Set exercise: Go through the entries below and copy each line containing the word "this".

Entries taken from a collection
____

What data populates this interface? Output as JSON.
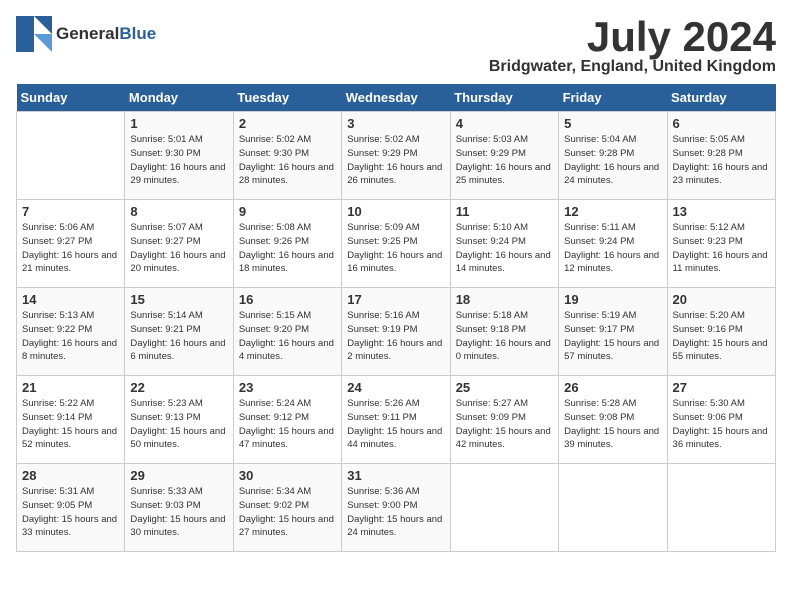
{
  "header": {
    "logo_general": "General",
    "logo_blue": "Blue",
    "title": "July 2024",
    "location": "Bridgwater, England, United Kingdom"
  },
  "weekdays": [
    "Sunday",
    "Monday",
    "Tuesday",
    "Wednesday",
    "Thursday",
    "Friday",
    "Saturday"
  ],
  "weeks": [
    [
      {
        "day": "",
        "sunrise": "",
        "sunset": "",
        "daylight": ""
      },
      {
        "day": "1",
        "sunrise": "Sunrise: 5:01 AM",
        "sunset": "Sunset: 9:30 PM",
        "daylight": "Daylight: 16 hours and 29 minutes."
      },
      {
        "day": "2",
        "sunrise": "Sunrise: 5:02 AM",
        "sunset": "Sunset: 9:30 PM",
        "daylight": "Daylight: 16 hours and 28 minutes."
      },
      {
        "day": "3",
        "sunrise": "Sunrise: 5:02 AM",
        "sunset": "Sunset: 9:29 PM",
        "daylight": "Daylight: 16 hours and 26 minutes."
      },
      {
        "day": "4",
        "sunrise": "Sunrise: 5:03 AM",
        "sunset": "Sunset: 9:29 PM",
        "daylight": "Daylight: 16 hours and 25 minutes."
      },
      {
        "day": "5",
        "sunrise": "Sunrise: 5:04 AM",
        "sunset": "Sunset: 9:28 PM",
        "daylight": "Daylight: 16 hours and 24 minutes."
      },
      {
        "day": "6",
        "sunrise": "Sunrise: 5:05 AM",
        "sunset": "Sunset: 9:28 PM",
        "daylight": "Daylight: 16 hours and 23 minutes."
      }
    ],
    [
      {
        "day": "7",
        "sunrise": "Sunrise: 5:06 AM",
        "sunset": "Sunset: 9:27 PM",
        "daylight": "Daylight: 16 hours and 21 minutes."
      },
      {
        "day": "8",
        "sunrise": "Sunrise: 5:07 AM",
        "sunset": "Sunset: 9:27 PM",
        "daylight": "Daylight: 16 hours and 20 minutes."
      },
      {
        "day": "9",
        "sunrise": "Sunrise: 5:08 AM",
        "sunset": "Sunset: 9:26 PM",
        "daylight": "Daylight: 16 hours and 18 minutes."
      },
      {
        "day": "10",
        "sunrise": "Sunrise: 5:09 AM",
        "sunset": "Sunset: 9:25 PM",
        "daylight": "Daylight: 16 hours and 16 minutes."
      },
      {
        "day": "11",
        "sunrise": "Sunrise: 5:10 AM",
        "sunset": "Sunset: 9:24 PM",
        "daylight": "Daylight: 16 hours and 14 minutes."
      },
      {
        "day": "12",
        "sunrise": "Sunrise: 5:11 AM",
        "sunset": "Sunset: 9:24 PM",
        "daylight": "Daylight: 16 hours and 12 minutes."
      },
      {
        "day": "13",
        "sunrise": "Sunrise: 5:12 AM",
        "sunset": "Sunset: 9:23 PM",
        "daylight": "Daylight: 16 hours and 11 minutes."
      }
    ],
    [
      {
        "day": "14",
        "sunrise": "Sunrise: 5:13 AM",
        "sunset": "Sunset: 9:22 PM",
        "daylight": "Daylight: 16 hours and 8 minutes."
      },
      {
        "day": "15",
        "sunrise": "Sunrise: 5:14 AM",
        "sunset": "Sunset: 9:21 PM",
        "daylight": "Daylight: 16 hours and 6 minutes."
      },
      {
        "day": "16",
        "sunrise": "Sunrise: 5:15 AM",
        "sunset": "Sunset: 9:20 PM",
        "daylight": "Daylight: 16 hours and 4 minutes."
      },
      {
        "day": "17",
        "sunrise": "Sunrise: 5:16 AM",
        "sunset": "Sunset: 9:19 PM",
        "daylight": "Daylight: 16 hours and 2 minutes."
      },
      {
        "day": "18",
        "sunrise": "Sunrise: 5:18 AM",
        "sunset": "Sunset: 9:18 PM",
        "daylight": "Daylight: 16 hours and 0 minutes."
      },
      {
        "day": "19",
        "sunrise": "Sunrise: 5:19 AM",
        "sunset": "Sunset: 9:17 PM",
        "daylight": "Daylight: 15 hours and 57 minutes."
      },
      {
        "day": "20",
        "sunrise": "Sunrise: 5:20 AM",
        "sunset": "Sunset: 9:16 PM",
        "daylight": "Daylight: 15 hours and 55 minutes."
      }
    ],
    [
      {
        "day": "21",
        "sunrise": "Sunrise: 5:22 AM",
        "sunset": "Sunset: 9:14 PM",
        "daylight": "Daylight: 15 hours and 52 minutes."
      },
      {
        "day": "22",
        "sunrise": "Sunrise: 5:23 AM",
        "sunset": "Sunset: 9:13 PM",
        "daylight": "Daylight: 15 hours and 50 minutes."
      },
      {
        "day": "23",
        "sunrise": "Sunrise: 5:24 AM",
        "sunset": "Sunset: 9:12 PM",
        "daylight": "Daylight: 15 hours and 47 minutes."
      },
      {
        "day": "24",
        "sunrise": "Sunrise: 5:26 AM",
        "sunset": "Sunset: 9:11 PM",
        "daylight": "Daylight: 15 hours and 44 minutes."
      },
      {
        "day": "25",
        "sunrise": "Sunrise: 5:27 AM",
        "sunset": "Sunset: 9:09 PM",
        "daylight": "Daylight: 15 hours and 42 minutes."
      },
      {
        "day": "26",
        "sunrise": "Sunrise: 5:28 AM",
        "sunset": "Sunset: 9:08 PM",
        "daylight": "Daylight: 15 hours and 39 minutes."
      },
      {
        "day": "27",
        "sunrise": "Sunrise: 5:30 AM",
        "sunset": "Sunset: 9:06 PM",
        "daylight": "Daylight: 15 hours and 36 minutes."
      }
    ],
    [
      {
        "day": "28",
        "sunrise": "Sunrise: 5:31 AM",
        "sunset": "Sunset: 9:05 PM",
        "daylight": "Daylight: 15 hours and 33 minutes."
      },
      {
        "day": "29",
        "sunrise": "Sunrise: 5:33 AM",
        "sunset": "Sunset: 9:03 PM",
        "daylight": "Daylight: 15 hours and 30 minutes."
      },
      {
        "day": "30",
        "sunrise": "Sunrise: 5:34 AM",
        "sunset": "Sunset: 9:02 PM",
        "daylight": "Daylight: 15 hours and 27 minutes."
      },
      {
        "day": "31",
        "sunrise": "Sunrise: 5:36 AM",
        "sunset": "Sunset: 9:00 PM",
        "daylight": "Daylight: 15 hours and 24 minutes."
      },
      {
        "day": "",
        "sunrise": "",
        "sunset": "",
        "daylight": ""
      },
      {
        "day": "",
        "sunrise": "",
        "sunset": "",
        "daylight": ""
      },
      {
        "day": "",
        "sunrise": "",
        "sunset": "",
        "daylight": ""
      }
    ]
  ]
}
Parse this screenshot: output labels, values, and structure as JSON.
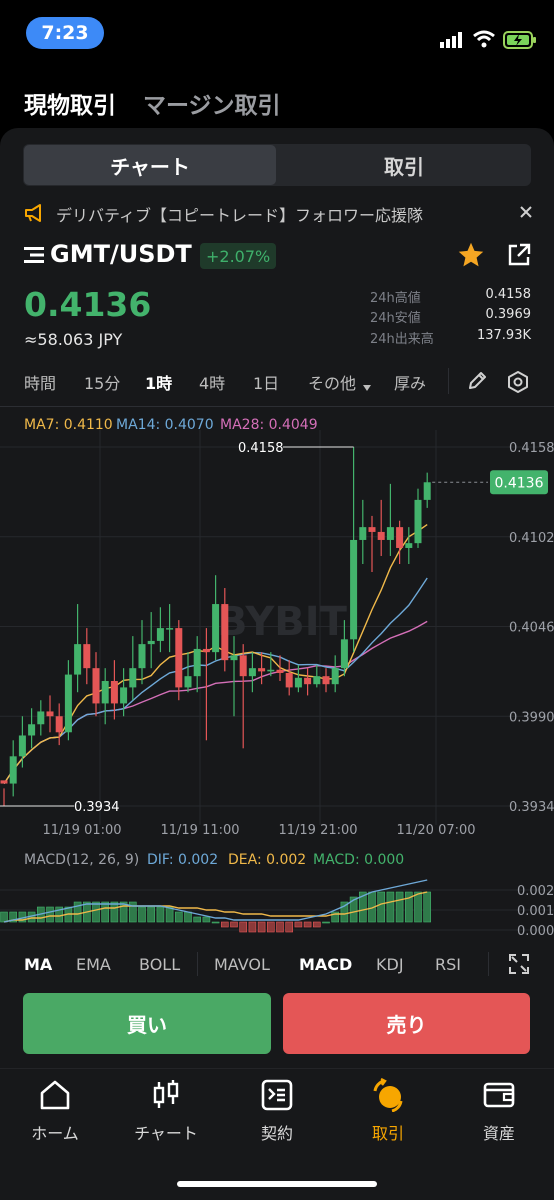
{
  "status": {
    "time": "7:23"
  },
  "top_tabs": {
    "spot": "現物取引",
    "margin": "マージン取引"
  },
  "segment": {
    "chart": "チャート",
    "trade": "取引"
  },
  "notice": {
    "text": "デリバティブ【コピートレード】フォロワー応援隊"
  },
  "ticker": {
    "pair": "GMT/USDT",
    "change": "+2.07%",
    "price": "0.4136",
    "price_jpy": "≈58.063 JPY",
    "stats": [
      {
        "label": "24h高値",
        "value": "0.4158"
      },
      {
        "label": "24h安値",
        "value": "0.3969"
      },
      {
        "label": "24h出来高",
        "value": "137.93K"
      }
    ]
  },
  "timeframes": [
    "時間",
    "15分",
    "1時",
    "4時",
    "1日",
    "その他",
    "厚み"
  ],
  "active_timeframe": "1時",
  "ma_legend": {
    "ma7": "MA7: 0.4110",
    "ma14": "MA14: 0.4070",
    "ma28": "MA28: 0.4049"
  },
  "watermark": "BYBIT",
  "colors": {
    "up": "#43b36c",
    "down": "#e45656",
    "ma7": "#f0b94a",
    "ma14": "#6ea9d8",
    "ma28": "#d46fb8",
    "accent": "#f7a600",
    "buy": "#4aa965",
    "sell": "#e45656"
  },
  "chart_data": {
    "type": "candlestick",
    "x_ticks": [
      "11/19 01:00",
      "11/19 11:00",
      "11/19 21:00",
      "11/20 07:00"
    ],
    "y_ticks": [
      "0.4158",
      "0.4102",
      "0.4046",
      "0.3990",
      "0.3934"
    ],
    "ylim": [
      0.3934,
      0.4158
    ],
    "high_marker": "0.4158",
    "low_marker": "0.3934",
    "last_price": "0.4136",
    "candles": [
      [
        0.395,
        0.3948,
        0.3945,
        0.3934
      ],
      [
        0.3948,
        0.3965,
        0.3975,
        0.394
      ],
      [
        0.3965,
        0.3978,
        0.399,
        0.3958
      ],
      [
        0.3978,
        0.3985,
        0.3995,
        0.397
      ],
      [
        0.3985,
        0.3993,
        0.4,
        0.3978
      ],
      [
        0.3993,
        0.399,
        0.4003,
        0.398
      ],
      [
        0.399,
        0.398,
        0.3998,
        0.3972
      ],
      [
        0.398,
        0.4016,
        0.4025,
        0.3975
      ],
      [
        0.4016,
        0.4035,
        0.406,
        0.4005
      ],
      [
        0.4035,
        0.402,
        0.4045,
        0.401
      ],
      [
        0.402,
        0.3998,
        0.403,
        0.399
      ],
      [
        0.3998,
        0.4012,
        0.402,
        0.3985
      ],
      [
        0.4012,
        0.3998,
        0.4025,
        0.3988
      ],
      [
        0.3998,
        0.4008,
        0.402,
        0.399
      ],
      [
        0.4008,
        0.402,
        0.404,
        0.4
      ],
      [
        0.402,
        0.4035,
        0.405,
        0.401
      ],
      [
        0.4035,
        0.4037,
        0.4055,
        0.402
      ],
      [
        0.4037,
        0.4045,
        0.4058,
        0.403
      ],
      [
        0.4045,
        0.4045,
        0.406,
        0.403
      ],
      [
        0.4045,
        0.4008,
        0.405,
        0.4
      ],
      [
        0.4008,
        0.4015,
        0.403,
        0.4005
      ],
      [
        0.4015,
        0.4032,
        0.404,
        0.4005
      ],
      [
        0.4032,
        0.403,
        0.4045,
        0.3975
      ],
      [
        0.403,
        0.406,
        0.4078,
        0.4025
      ],
      [
        0.406,
        0.4025,
        0.407,
        0.4018
      ],
      [
        0.4025,
        0.4028,
        0.404,
        0.399
      ],
      [
        0.4028,
        0.4015,
        0.4035,
        0.397
      ],
      [
        0.4015,
        0.402,
        0.403,
        0.4005
      ],
      [
        0.402,
        0.4018,
        0.403,
        0.401
      ],
      [
        0.4018,
        0.4019,
        0.403,
        0.4015
      ],
      [
        0.4019,
        0.4017,
        0.4028,
        0.4012
      ],
      [
        0.4017,
        0.4008,
        0.4025,
        0.4003
      ],
      [
        0.4008,
        0.4014,
        0.4022,
        0.4005
      ],
      [
        0.4014,
        0.401,
        0.402,
        0.4003
      ],
      [
        0.401,
        0.4015,
        0.4022,
        0.4008
      ],
      [
        0.4015,
        0.401,
        0.402,
        0.4005
      ],
      [
        0.401,
        0.402,
        0.4028,
        0.4005
      ],
      [
        0.402,
        0.4038,
        0.405,
        0.4015
      ],
      [
        0.4038,
        0.41,
        0.4158,
        0.403
      ],
      [
        0.41,
        0.4108,
        0.4125,
        0.4085
      ],
      [
        0.4108,
        0.4105,
        0.4115,
        0.408
      ],
      [
        0.4105,
        0.41,
        0.4125,
        0.409
      ],
      [
        0.41,
        0.4108,
        0.4135,
        0.409
      ],
      [
        0.4108,
        0.4095,
        0.4112,
        0.4085
      ],
      [
        0.4095,
        0.4098,
        0.4108,
        0.4085
      ],
      [
        0.4098,
        0.4125,
        0.4132,
        0.4095
      ],
      [
        0.4125,
        0.4136,
        0.4142,
        0.412
      ]
    ],
    "macd_label": "MACD(12, 26, 9)",
    "dif_label": "DIF: 0.002",
    "dea_label": "DEA: 0.002",
    "macd_val_label": "MACD: 0.000",
    "macd_y_ticks": [
      "0.002",
      "0.001",
      "0.000"
    ],
    "macd_hist": [
      0.0002,
      0.0002,
      0.0002,
      0.0002,
      0.0003,
      0.0003,
      0.0003,
      0.0003,
      0.0004,
      0.0004,
      0.0004,
      0.0004,
      0.0004,
      0.0004,
      0.0004,
      0.0003,
      0.0003,
      0.0003,
      0.0003,
      0.0002,
      0.0002,
      0.0001,
      0.0001,
      0.0,
      -0.0001,
      -0.0001,
      -0.0002,
      -0.0002,
      -0.0002,
      -0.0002,
      -0.0002,
      -0.0002,
      -0.0001,
      -0.0001,
      -0.0001,
      0.0,
      0.0002,
      0.0004,
      0.0005,
      0.0006,
      0.0006,
      0.0006,
      0.0006,
      0.0006,
      0.0006,
      0.0006,
      0.0006
    ],
    "dif": [
      0.0,
      0.0001,
      0.0002,
      0.0003,
      0.0004,
      0.0005,
      0.0006,
      0.0007,
      0.0008,
      0.0009,
      0.0009,
      0.0009,
      0.0009,
      0.0009,
      0.0008,
      0.0008,
      0.0008,
      0.0008,
      0.0007,
      0.0006,
      0.0005,
      0.0004,
      0.0003,
      0.0002,
      0.0002,
      0.0001,
      0.0001,
      0.0001,
      0.0001,
      0.0001,
      0.0001,
      0.0001,
      0.0001,
      0.0002,
      0.0003,
      0.0004,
      0.0006,
      0.0008,
      0.0011,
      0.0013,
      0.0015,
      0.0016,
      0.0017,
      0.0018,
      0.0019,
      0.002,
      0.0021
    ],
    "dea": [
      0.0,
      0.0001,
      0.0001,
      0.0002,
      0.0002,
      0.0003,
      0.0003,
      0.0004,
      0.0004,
      0.0005,
      0.0006,
      0.0007,
      0.0007,
      0.0008,
      0.0008,
      0.0008,
      0.0008,
      0.0008,
      0.0008,
      0.0007,
      0.0007,
      0.0007,
      0.0006,
      0.0006,
      0.0005,
      0.0005,
      0.0004,
      0.0004,
      0.0004,
      0.0003,
      0.0003,
      0.0003,
      0.0003,
      0.0003,
      0.0003,
      0.0003,
      0.0004,
      0.0004,
      0.0005,
      0.0006,
      0.0007,
      0.0009,
      0.001,
      0.0011,
      0.0012,
      0.0014,
      0.0015
    ]
  },
  "indicator_tabs": [
    "MA",
    "EMA",
    "BOLL",
    "MAVOL",
    "MACD",
    "KDJ",
    "RSI"
  ],
  "actions": {
    "buy": "買い",
    "sell": "売り"
  },
  "nav": [
    "ホーム",
    "チャート",
    "契約",
    "取引",
    "資産"
  ],
  "nav_active": "取引"
}
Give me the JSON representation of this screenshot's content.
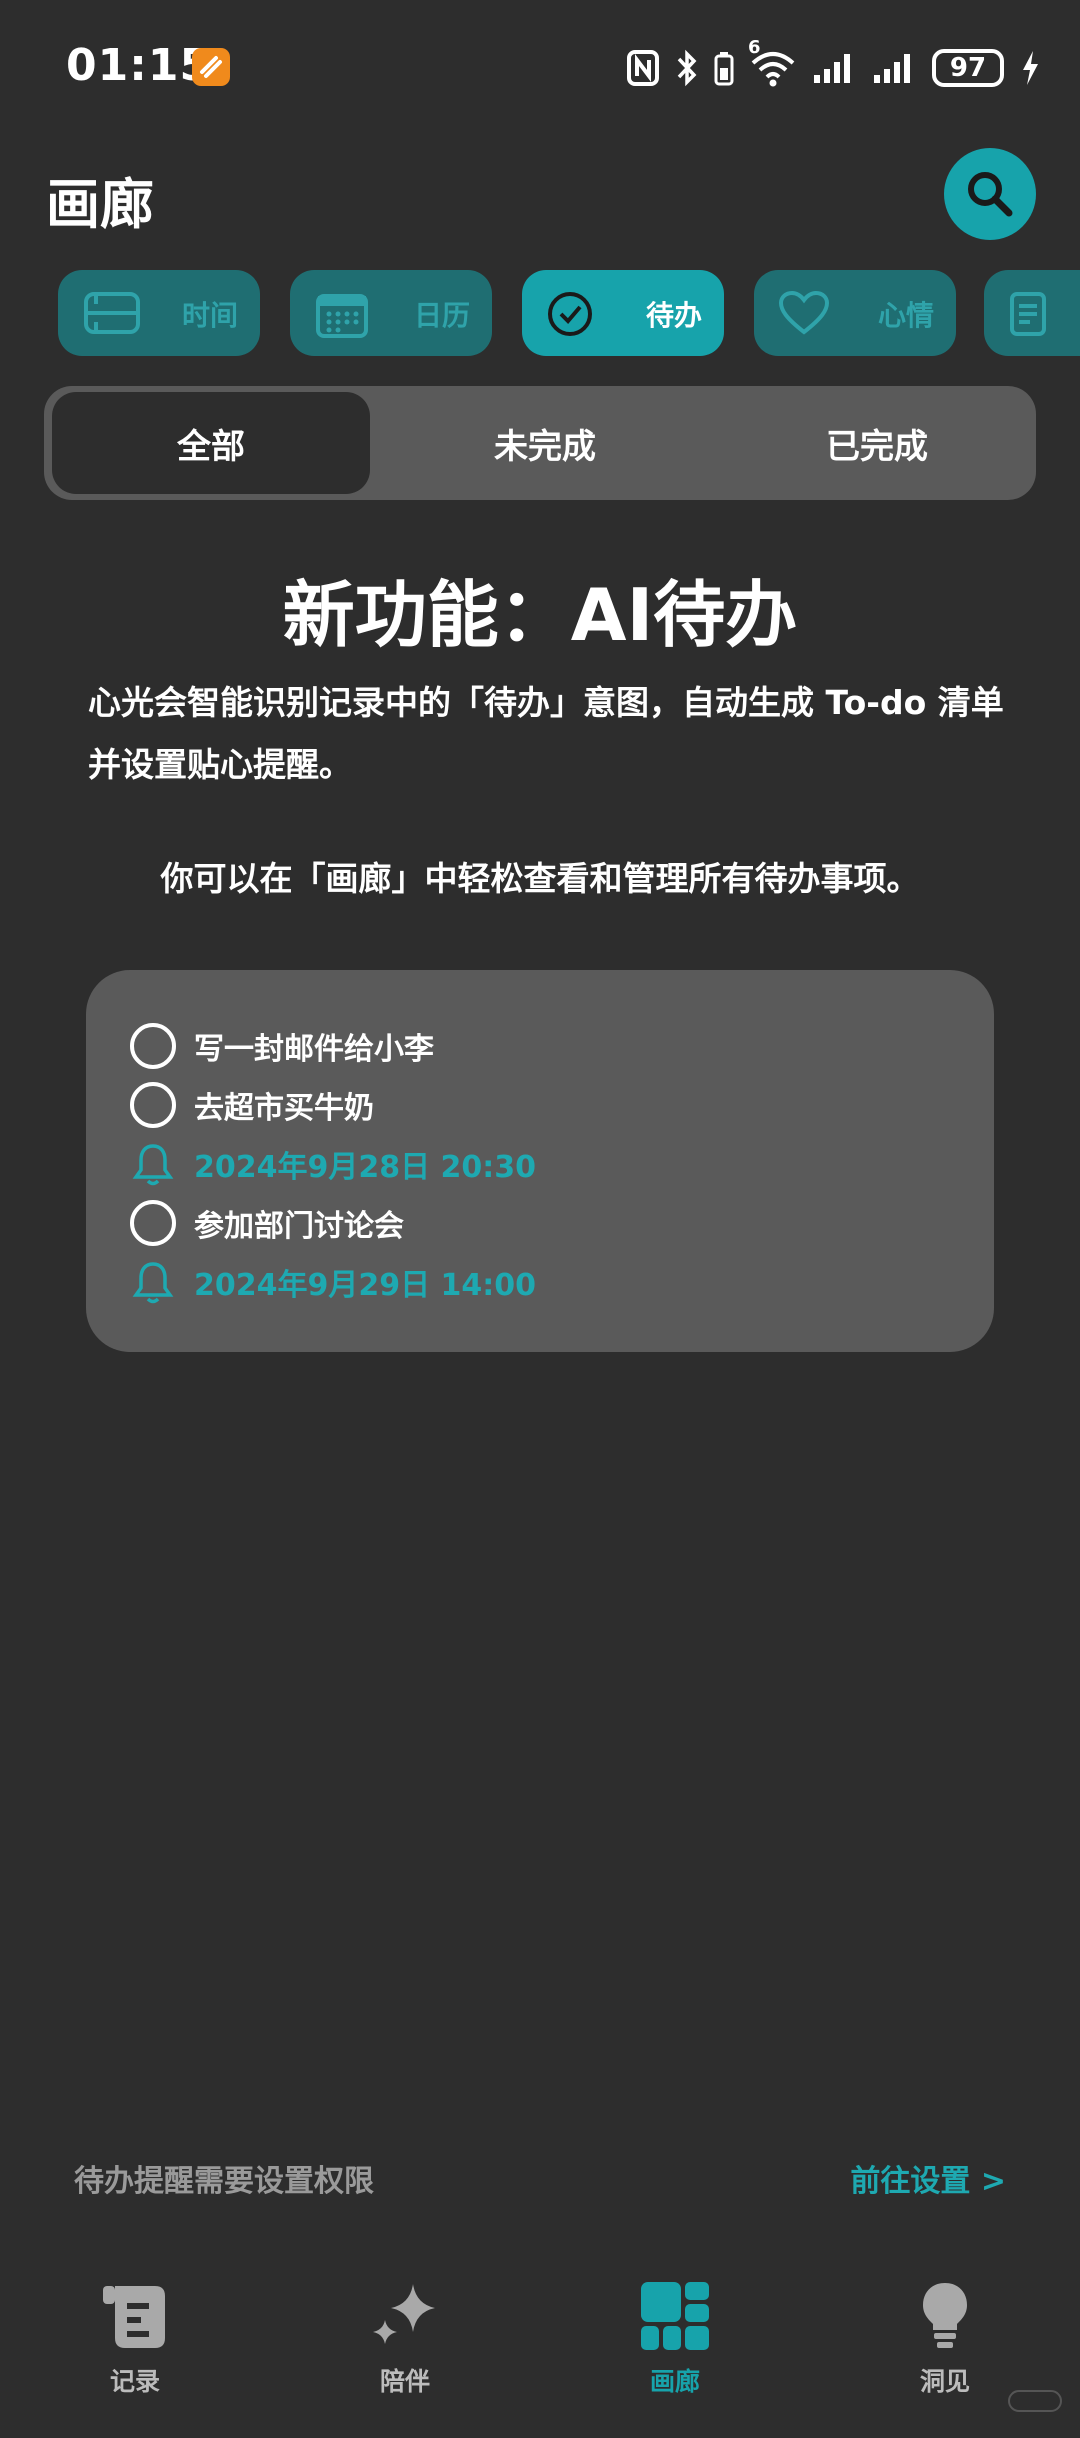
{
  "status_bar": {
    "time": "01:15",
    "battery": "97",
    "network_label": "6"
  },
  "header": {
    "title": "画廊",
    "search_icon": "search-icon"
  },
  "categories": [
    {
      "label": "时间",
      "icon": "timeline-icon",
      "active": false
    },
    {
      "label": "日历",
      "icon": "calendar-icon",
      "active": false
    },
    {
      "label": "待办",
      "icon": "check-circle-icon",
      "active": true
    },
    {
      "label": "心情",
      "icon": "heart-icon",
      "active": false
    },
    {
      "label": "",
      "icon": "notes-icon",
      "active": false
    }
  ],
  "filters": {
    "all": "全部",
    "incomplete": "未完成",
    "completed": "已完成",
    "selected": "全部"
  },
  "intro": {
    "title": "新功能：AI待办",
    "description": "心光会智能识别记录中的「待办」意图，自动生成 To-do 清单并设置贴心提醒。",
    "note": "你可以在「画廊」中轻松查看和管理所有待办事项。"
  },
  "sample_todos": [
    {
      "text": "写一封邮件给小李",
      "reminder": ""
    },
    {
      "text": "去超市买牛奶",
      "reminder": "2024年9月28日 20:30"
    },
    {
      "text": "参加部门讨论会",
      "reminder": "2024年9月29日 14:00"
    }
  ],
  "permission": {
    "text": "待办提醒需要设置权限",
    "link": "前往设置 >"
  },
  "bottom_nav": [
    {
      "label": "记录",
      "icon": "journal-icon",
      "active": false
    },
    {
      "label": "陪伴",
      "icon": "sparkle-icon",
      "active": false
    },
    {
      "label": "画廊",
      "icon": "gallery-icon",
      "active": true
    },
    {
      "label": "洞见",
      "icon": "lightbulb-icon",
      "active": false
    }
  ],
  "colors": {
    "background": "#2d2d2d",
    "accent": "#17a3ab",
    "card": "#5a5a5a",
    "chip_inactive": "#1f6e72"
  }
}
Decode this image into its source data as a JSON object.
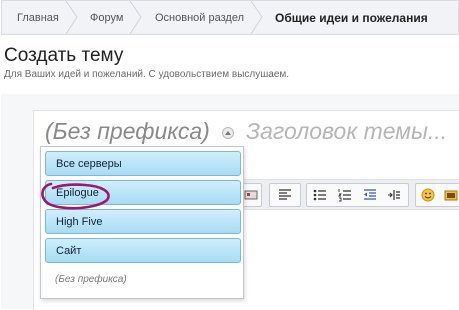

____

Result:
What data populates this interface? Output as JSON.
Parse this screenshot: output labels, values, and structure as JSON.
Give me the JSON representation of this screenshot's content.
Decode this image into its source data as a JSON object.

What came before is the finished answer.